> _Written problem_
Collect each line of the records containing the string "that".
BEGIN
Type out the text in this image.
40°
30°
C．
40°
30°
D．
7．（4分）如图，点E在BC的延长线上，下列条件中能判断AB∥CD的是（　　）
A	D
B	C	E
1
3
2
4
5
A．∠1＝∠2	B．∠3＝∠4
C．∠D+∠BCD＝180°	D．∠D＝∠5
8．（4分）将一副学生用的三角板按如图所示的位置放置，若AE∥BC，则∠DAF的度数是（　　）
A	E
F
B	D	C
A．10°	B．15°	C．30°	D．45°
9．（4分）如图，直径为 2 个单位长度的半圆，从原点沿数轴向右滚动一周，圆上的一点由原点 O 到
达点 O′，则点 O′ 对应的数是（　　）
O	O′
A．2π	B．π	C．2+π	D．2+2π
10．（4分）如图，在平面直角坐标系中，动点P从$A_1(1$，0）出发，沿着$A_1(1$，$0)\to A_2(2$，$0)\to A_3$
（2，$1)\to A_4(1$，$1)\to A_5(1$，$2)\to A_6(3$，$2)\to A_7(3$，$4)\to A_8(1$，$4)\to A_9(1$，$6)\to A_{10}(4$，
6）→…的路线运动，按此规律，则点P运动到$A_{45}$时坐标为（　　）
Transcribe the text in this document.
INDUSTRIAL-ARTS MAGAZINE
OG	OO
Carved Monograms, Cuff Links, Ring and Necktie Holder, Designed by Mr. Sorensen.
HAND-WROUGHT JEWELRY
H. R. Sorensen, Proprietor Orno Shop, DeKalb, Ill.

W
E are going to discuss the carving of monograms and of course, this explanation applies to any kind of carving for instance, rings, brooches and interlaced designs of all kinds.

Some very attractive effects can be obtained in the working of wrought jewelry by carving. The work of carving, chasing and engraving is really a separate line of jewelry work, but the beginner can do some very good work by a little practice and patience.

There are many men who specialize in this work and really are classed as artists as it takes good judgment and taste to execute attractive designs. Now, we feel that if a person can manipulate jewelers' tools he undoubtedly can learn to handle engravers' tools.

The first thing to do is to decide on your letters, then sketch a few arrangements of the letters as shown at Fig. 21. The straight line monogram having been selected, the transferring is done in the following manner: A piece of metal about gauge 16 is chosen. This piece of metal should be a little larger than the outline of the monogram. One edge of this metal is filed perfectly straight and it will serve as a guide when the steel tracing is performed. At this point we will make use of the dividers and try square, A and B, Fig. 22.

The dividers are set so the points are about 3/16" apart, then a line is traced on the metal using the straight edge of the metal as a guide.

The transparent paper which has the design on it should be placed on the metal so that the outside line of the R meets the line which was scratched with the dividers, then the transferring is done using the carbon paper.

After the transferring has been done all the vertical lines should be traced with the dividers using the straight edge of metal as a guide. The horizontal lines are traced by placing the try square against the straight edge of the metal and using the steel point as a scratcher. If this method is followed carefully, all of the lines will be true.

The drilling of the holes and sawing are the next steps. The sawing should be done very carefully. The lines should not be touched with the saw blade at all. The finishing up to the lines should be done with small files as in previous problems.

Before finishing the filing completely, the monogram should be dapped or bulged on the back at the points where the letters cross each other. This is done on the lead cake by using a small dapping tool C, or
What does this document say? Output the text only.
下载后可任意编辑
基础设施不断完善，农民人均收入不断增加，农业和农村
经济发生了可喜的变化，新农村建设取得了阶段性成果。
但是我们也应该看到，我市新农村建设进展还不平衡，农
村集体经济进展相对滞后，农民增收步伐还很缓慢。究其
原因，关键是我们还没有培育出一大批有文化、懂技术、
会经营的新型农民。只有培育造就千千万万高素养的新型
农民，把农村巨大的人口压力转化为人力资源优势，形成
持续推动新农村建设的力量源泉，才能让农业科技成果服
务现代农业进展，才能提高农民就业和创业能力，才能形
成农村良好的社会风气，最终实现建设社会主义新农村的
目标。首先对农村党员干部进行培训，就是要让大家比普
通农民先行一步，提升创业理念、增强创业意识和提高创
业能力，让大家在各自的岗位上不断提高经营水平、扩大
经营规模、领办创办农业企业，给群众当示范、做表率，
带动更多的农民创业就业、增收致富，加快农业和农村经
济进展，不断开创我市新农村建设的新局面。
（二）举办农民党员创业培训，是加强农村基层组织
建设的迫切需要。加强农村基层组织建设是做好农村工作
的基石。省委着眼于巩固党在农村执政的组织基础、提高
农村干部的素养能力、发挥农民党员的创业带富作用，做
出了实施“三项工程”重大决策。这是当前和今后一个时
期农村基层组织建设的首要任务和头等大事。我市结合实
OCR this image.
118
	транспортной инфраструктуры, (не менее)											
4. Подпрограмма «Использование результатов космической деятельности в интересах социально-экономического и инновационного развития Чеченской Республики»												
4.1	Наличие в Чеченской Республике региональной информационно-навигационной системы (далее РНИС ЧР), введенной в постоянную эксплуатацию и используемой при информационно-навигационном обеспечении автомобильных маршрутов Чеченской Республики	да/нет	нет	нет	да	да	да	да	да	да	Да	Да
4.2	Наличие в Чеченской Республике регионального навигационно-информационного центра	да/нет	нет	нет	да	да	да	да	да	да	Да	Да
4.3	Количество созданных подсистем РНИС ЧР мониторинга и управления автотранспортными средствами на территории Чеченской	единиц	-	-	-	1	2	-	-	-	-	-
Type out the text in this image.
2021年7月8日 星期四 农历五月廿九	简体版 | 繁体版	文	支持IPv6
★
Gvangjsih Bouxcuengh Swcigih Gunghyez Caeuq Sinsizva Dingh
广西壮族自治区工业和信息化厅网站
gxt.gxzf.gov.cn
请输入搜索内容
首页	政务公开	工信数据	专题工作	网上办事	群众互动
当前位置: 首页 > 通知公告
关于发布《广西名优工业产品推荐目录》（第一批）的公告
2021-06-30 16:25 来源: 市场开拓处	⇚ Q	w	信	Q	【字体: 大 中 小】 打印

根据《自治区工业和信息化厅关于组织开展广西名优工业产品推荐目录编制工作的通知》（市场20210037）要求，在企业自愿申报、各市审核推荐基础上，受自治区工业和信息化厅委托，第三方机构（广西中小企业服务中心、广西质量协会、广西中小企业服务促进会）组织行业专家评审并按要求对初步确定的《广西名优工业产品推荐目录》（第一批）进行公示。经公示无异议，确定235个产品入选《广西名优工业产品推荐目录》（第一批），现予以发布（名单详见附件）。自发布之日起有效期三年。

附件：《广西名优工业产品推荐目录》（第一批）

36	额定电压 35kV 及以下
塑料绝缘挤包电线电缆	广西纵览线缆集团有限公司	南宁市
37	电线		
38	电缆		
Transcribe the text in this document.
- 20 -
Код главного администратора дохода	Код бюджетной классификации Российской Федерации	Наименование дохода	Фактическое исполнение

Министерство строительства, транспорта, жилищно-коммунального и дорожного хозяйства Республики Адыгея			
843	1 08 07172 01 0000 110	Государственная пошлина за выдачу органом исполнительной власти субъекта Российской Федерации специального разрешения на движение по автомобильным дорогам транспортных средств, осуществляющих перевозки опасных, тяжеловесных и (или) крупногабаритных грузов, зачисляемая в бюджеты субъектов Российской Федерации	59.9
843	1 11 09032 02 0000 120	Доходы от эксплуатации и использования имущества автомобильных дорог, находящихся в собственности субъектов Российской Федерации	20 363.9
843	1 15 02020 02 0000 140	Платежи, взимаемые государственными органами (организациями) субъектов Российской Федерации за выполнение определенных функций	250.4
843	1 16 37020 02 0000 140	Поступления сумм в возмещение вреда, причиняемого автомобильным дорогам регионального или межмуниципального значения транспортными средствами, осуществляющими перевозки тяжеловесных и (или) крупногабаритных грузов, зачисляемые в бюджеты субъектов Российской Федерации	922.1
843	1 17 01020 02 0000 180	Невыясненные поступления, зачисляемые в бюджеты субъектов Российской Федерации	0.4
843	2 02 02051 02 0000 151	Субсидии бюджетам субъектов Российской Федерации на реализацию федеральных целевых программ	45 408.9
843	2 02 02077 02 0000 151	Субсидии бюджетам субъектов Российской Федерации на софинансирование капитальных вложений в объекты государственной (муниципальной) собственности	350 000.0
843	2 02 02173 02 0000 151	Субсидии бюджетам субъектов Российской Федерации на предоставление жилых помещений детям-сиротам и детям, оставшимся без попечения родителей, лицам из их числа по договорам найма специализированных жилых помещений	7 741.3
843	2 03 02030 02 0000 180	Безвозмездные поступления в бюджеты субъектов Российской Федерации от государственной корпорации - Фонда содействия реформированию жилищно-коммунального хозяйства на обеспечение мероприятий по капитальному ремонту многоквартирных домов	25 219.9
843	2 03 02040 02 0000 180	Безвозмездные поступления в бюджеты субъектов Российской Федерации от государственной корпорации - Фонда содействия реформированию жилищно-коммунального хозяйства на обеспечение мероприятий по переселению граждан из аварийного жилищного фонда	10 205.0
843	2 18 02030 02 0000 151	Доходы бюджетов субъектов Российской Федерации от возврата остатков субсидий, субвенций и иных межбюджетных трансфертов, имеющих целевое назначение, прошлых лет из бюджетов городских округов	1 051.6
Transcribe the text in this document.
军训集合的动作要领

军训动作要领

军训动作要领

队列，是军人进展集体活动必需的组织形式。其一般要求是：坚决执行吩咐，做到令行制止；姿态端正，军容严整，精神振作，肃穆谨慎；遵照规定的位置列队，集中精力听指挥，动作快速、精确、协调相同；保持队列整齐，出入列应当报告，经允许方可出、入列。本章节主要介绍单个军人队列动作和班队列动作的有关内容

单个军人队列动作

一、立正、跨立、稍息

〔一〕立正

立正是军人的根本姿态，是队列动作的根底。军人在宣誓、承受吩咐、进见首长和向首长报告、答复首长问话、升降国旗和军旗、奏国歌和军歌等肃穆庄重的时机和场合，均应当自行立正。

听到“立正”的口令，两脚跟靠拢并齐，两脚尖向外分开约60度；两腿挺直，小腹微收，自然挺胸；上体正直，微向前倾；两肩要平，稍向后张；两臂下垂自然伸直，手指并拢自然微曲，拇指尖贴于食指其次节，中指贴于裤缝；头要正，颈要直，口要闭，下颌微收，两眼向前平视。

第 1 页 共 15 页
END
> _Output of the exercise_
There are many men who specialize in this work and really are classed as artists as it takes good judgment and taste to execute attractive designs. Now, we feel that if a person can manipulate jewelers' tools he undoubtedly can learn to handle engravers' tools.
The transparent paper which has the design on it should be placed on the metal so that the outside line of the R meets the line which was scratched with the dividers, then the transferring is done using the carbon paper.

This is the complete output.